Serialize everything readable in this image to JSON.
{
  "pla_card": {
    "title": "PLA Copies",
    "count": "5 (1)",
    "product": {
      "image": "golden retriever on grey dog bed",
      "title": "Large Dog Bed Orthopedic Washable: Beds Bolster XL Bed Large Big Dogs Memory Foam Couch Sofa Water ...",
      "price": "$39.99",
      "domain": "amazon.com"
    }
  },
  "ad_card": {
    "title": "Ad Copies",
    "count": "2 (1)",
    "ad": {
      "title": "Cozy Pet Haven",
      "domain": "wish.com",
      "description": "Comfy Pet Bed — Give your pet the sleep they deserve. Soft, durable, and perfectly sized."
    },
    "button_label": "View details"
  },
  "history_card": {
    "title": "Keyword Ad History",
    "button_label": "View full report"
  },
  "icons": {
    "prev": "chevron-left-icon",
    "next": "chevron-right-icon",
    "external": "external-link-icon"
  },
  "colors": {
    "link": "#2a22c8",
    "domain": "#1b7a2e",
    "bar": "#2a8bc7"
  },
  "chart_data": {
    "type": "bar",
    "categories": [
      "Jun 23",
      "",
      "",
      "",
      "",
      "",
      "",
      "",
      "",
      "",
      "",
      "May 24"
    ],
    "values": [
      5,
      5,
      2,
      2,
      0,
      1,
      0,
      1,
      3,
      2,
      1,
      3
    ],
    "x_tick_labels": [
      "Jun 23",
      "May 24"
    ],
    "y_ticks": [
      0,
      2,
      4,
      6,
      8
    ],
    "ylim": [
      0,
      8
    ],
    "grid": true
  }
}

Directions —
Review the preceding data and report every line that includes the string "domain".

Task output —
      "domain": "amazon.com"
      "domain": "wish.com",
    "domain": "#1b7a2e",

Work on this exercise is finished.